Type out the records that follow, exactly as given.

## Items
++++
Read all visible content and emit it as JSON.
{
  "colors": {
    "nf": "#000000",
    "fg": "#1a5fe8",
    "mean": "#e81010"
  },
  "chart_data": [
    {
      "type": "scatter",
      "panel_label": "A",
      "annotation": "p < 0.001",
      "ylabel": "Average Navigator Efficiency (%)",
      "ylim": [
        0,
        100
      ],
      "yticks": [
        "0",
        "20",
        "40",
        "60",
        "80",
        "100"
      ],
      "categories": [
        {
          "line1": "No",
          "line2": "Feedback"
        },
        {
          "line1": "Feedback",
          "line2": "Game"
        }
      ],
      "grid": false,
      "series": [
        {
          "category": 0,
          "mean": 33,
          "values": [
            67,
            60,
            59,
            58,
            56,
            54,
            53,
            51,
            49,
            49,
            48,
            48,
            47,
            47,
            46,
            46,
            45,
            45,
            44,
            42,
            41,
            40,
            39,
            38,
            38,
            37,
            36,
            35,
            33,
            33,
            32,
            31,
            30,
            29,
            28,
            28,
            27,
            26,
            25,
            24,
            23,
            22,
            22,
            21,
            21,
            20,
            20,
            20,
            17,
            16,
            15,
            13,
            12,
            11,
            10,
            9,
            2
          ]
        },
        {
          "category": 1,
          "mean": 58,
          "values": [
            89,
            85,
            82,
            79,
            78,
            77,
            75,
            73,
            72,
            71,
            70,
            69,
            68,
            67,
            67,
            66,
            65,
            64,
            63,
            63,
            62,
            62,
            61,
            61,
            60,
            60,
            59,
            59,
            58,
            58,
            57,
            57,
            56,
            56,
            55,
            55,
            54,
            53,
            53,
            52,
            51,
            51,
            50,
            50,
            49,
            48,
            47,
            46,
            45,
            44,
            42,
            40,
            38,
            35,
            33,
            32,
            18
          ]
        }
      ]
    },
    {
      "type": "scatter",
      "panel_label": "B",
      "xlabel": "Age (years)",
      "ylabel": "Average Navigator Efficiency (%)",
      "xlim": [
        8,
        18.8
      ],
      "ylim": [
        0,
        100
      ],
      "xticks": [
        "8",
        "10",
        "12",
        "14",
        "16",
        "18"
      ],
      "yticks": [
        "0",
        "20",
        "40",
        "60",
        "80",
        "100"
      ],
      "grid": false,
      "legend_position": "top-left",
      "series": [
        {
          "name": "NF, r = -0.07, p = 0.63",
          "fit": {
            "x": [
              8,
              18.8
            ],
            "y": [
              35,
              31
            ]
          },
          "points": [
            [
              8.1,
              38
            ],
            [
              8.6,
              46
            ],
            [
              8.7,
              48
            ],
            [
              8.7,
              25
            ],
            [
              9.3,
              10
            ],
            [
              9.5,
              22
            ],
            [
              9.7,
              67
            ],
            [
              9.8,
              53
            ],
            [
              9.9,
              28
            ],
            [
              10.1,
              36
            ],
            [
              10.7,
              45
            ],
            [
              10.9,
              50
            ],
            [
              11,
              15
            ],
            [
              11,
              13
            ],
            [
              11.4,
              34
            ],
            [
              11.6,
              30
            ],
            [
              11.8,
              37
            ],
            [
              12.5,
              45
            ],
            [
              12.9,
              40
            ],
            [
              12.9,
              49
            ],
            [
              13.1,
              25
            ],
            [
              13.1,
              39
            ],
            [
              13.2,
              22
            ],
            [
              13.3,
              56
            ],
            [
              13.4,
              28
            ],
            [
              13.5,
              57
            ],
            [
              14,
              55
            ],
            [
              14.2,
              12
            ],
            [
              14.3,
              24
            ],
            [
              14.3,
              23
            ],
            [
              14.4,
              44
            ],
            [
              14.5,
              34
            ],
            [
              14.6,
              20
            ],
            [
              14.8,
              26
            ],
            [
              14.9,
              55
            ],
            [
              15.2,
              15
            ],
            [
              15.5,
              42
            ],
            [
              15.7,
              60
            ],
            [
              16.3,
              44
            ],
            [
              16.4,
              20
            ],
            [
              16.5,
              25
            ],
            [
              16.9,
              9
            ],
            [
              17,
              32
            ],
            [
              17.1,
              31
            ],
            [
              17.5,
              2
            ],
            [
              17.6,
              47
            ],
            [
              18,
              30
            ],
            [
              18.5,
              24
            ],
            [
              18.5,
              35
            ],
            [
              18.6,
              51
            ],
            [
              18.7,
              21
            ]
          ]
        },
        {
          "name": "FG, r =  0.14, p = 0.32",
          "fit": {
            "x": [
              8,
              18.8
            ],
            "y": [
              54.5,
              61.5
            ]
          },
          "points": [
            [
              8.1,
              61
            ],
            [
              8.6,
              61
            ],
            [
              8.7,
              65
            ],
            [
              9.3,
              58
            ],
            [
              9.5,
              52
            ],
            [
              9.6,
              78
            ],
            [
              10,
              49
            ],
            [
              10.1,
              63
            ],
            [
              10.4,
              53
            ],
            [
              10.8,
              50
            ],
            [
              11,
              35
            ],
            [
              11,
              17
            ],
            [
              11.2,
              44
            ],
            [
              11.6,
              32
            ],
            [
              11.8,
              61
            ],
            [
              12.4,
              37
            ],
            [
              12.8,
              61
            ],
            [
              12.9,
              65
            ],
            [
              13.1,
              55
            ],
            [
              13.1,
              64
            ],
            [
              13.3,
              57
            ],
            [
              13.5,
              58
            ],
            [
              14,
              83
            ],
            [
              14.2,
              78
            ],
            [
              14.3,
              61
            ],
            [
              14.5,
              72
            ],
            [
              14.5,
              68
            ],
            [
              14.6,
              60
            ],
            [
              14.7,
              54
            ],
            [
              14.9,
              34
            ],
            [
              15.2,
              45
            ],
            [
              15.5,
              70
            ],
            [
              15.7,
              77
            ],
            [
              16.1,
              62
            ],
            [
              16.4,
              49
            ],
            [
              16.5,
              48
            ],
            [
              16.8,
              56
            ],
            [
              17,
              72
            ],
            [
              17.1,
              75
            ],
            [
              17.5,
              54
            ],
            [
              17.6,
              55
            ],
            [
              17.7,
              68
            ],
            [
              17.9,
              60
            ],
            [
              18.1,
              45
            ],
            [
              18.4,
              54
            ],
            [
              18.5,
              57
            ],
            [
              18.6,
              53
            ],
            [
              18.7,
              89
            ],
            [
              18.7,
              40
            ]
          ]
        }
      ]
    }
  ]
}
++++
## Task response
Read all visible content and emit it as JSON.
{
  "colors": {
    "nf": "#000000",
    "fg": "#1a5fe8",
    "mean": "#e81010"
  },
  "chart_data": [
    {
      "type": "scatter",
      "panel_label": "A",
      "annotation": "p < 0.001",
      "ylabel": "Average Navigator Efficiency (%)",
      "ylim": [
        0,
        100
      ],
      "yticks": [
        "0",
        "20",
        "40",
        "60",
        "80",
        "100"
      ],
      "categories": [
        {
          "line1": "No",
          "line2": "Feedback"
        },
        {
          "line1": "Feedback",
          "line2": "Game"
        }
      ],
      "grid": false,
      "series": [
        {
          "category": 0,
          "mean": 33,
          "values": [
            67,
            60,
            59,
            58,
            56,
            54,
            53,
            51,
            49,
            49,
            48,
            48,
            47,
            47,
            46,
            46,
            45,
            45,
            44,
            42,
            41,
            40,
            39,
            38,
            38,
            37,
            36,
            35,
            33,
            33,
            32,
            31,
            30,
            29,
            28,
            28,
            27,
            26,
            25,
            24,
            23,
            22,
            22,
            21,
            21,
            20,
            20,
            20,
            17,
            16,
            15,
            13,
            12,
            11,
            10,
            9,
            2
          ]
        },
        {
          "category": 1,
          "mean": 58,
          "values": [
            89,
            85,
            82,
            79,
            78,
            77,
            75,
            73,
            72,
            71,
            70,
            69,
            68,
            67,
            67,
            66,
            65,
            64,
            63,
            63,
            62,
            62,
            61,
            61,
            60,
            60,
            59,
            59,
            58,
            58,
            57,
            57,
            56,
            56,
            55,
            55,
            54,
            53,
            53,
            52,
            51,
            51,
            50,
            50,
            49,
            48,
            47,
            46,
            45,
            44,
            42,
            40,
            38,
            35,
            33,
            32,
            18
          ]
        }
      ]
    },
    {
      "type": "scatter",
      "panel_label": "B",
      "xlabel": "Age (years)",
      "ylabel": "Average Navigator Efficiency (%)",
      "xlim": [
        8,
        18.8
      ],
      "ylim": [
        0,
        100
      ],
      "xticks": [
        "8",
        "10",
        "12",
        "14",
        "16",
        "18"
      ],
      "yticks": [
        "0",
        "20",
        "40",
        "60",
        "80",
        "100"
      ],
      "grid": false,
      "legend_position": "top-left",
      "series": [
        {
          "name": "NF, r = -0.07, p = 0.63",
          "fit": {
            "x": [
              8,
              18.8
            ],
            "y": [
              35,
              31
            ]
          },
          "points": [
            [
              8.1,
              38
            ],
            [
              8.6,
              46
            ],
            [
              8.7,
              48
            ],
            [
              8.7,
              25
            ],
            [
              9.3,
              10
            ],
            [
              9.5,
              22
            ],
            [
              9.7,
              67
            ],
            [
              9.8,
              53
            ],
            [
              9.9,
              28
            ],
            [
              10.1,
              36
            ],
            [
              10.7,
              45
            ],
            [
              10.9,
              50
            ],
            [
              11,
              15
            ],
            [
              11,
              13
            ],
            [
              11.4,
              34
            ],
            [
              11.6,
              30
            ],
            [
              11.8,
              37
            ],
            [
              12.5,
              45
            ],
            [
              12.9,
              40
            ],
            [
              12.9,
              49
            ],
            [
              13.1,
              25
            ],
            [
              13.1,
              39
            ],
            [
              13.2,
              22
            ],
            [
              13.3,
              56
            ],
            [
              13.4,
              28
            ],
            [
              13.5,
              57
            ],
            [
              14,
              55
            ],
            [
              14.2,
              12
            ],
            [
              14.3,
              24
            ],
            [
              14.3,
              23
            ],
            [
              14.4,
              44
            ],
            [
              14.5,
              34
            ],
            [
              14.6,
              20
            ],
            [
              14.8,
              26
            ],
            [
              14.9,
              55
            ],
            [
              15.2,
              15
            ],
            [
              15.5,
              42
            ],
            [
              15.7,
              60
            ],
            [
              16.3,
              44
            ],
            [
              16.4,
              20
            ],
            [
              16.5,
              25
            ],
            [
              16.9,
              9
            ],
            [
              17,
              32
            ],
            [
              17.1,
              31
            ],
            [
              17.5,
              2
            ],
            [
              17.6,
              47
            ],
            [
              18,
              30
            ],
            [
              18.5,
              24
            ],
            [
              18.5,
              35
            ],
            [
              18.6,
              51
            ],
            [
              18.7,
              21
            ]
          ]
        },
        {
          "name": "FG, r =  0.14, p = 0.32",
          "fit": {
            "x": [
              8,
              18.8
            ],
            "y": [
              54.5,
              61.5
            ]
          },
          "points": [
            [
              8.1,
              61
            ],
            [
              8.6,
              61
            ],
            [
              8.7,
              65
            ],
            [
              9.3,
              58
            ],
            [
              9.5,
              52
            ],
            [
              9.6,
              78
            ],
            [
              10,
              49
            ],
            [
              10.1,
              63
            ],
            [
              10.4,
              53
            ],
            [
              10.8,
              50
            ],
            [
              11,
              35
            ],
            [
              11,
              17
            ],
            [
              11.2,
              44
            ],
            [
              11.6,
              32
            ],
            [
              11.8,
              61
            ],
            [
              12.4,
              37
            ],
            [
              12.8,
              61
            ],
            [
              12.9,
              65
            ],
            [
              13.1,
              55
            ],
            [
              13.1,
              64
            ],
            [
              13.3,
              57
            ],
            [
              13.5,
              58
            ],
            [
              14,
              83
            ],
            [
              14.2,
              78
            ],
            [
              14.3,
              61
            ],
            [
              14.5,
              72
            ],
            [
              14.5,
              68
            ],
            [
              14.6,
              60
            ],
            [
              14.7,
              54
            ],
            [
              14.9,
              34
            ],
            [
              15.2,
              45
            ],
            [
              15.5,
              70
            ],
            [
              15.7,
              77
            ],
            [
              16.1,
              62
            ],
            [
              16.4,
              49
            ],
            [
              16.5,
              48
            ],
            [
              16.8,
              56
            ],
            [
              17,
              72
            ],
            [
              17.1,
              75
            ],
            [
              17.5,
              54
            ],
            [
              17.6,
              55
            ],
            [
              17.7,
              68
            ],
            [
              17.9,
              60
            ],
            [
              18.1,
              45
            ],
            [
              18.4,
              54
            ],
            [
              18.5,
              57
            ],
            [
              18.6,
              53
            ],
            [
              18.7,
              89
            ],
            [
              18.7,
              40
            ]
          ]
        }
      ]
    }
  ]
}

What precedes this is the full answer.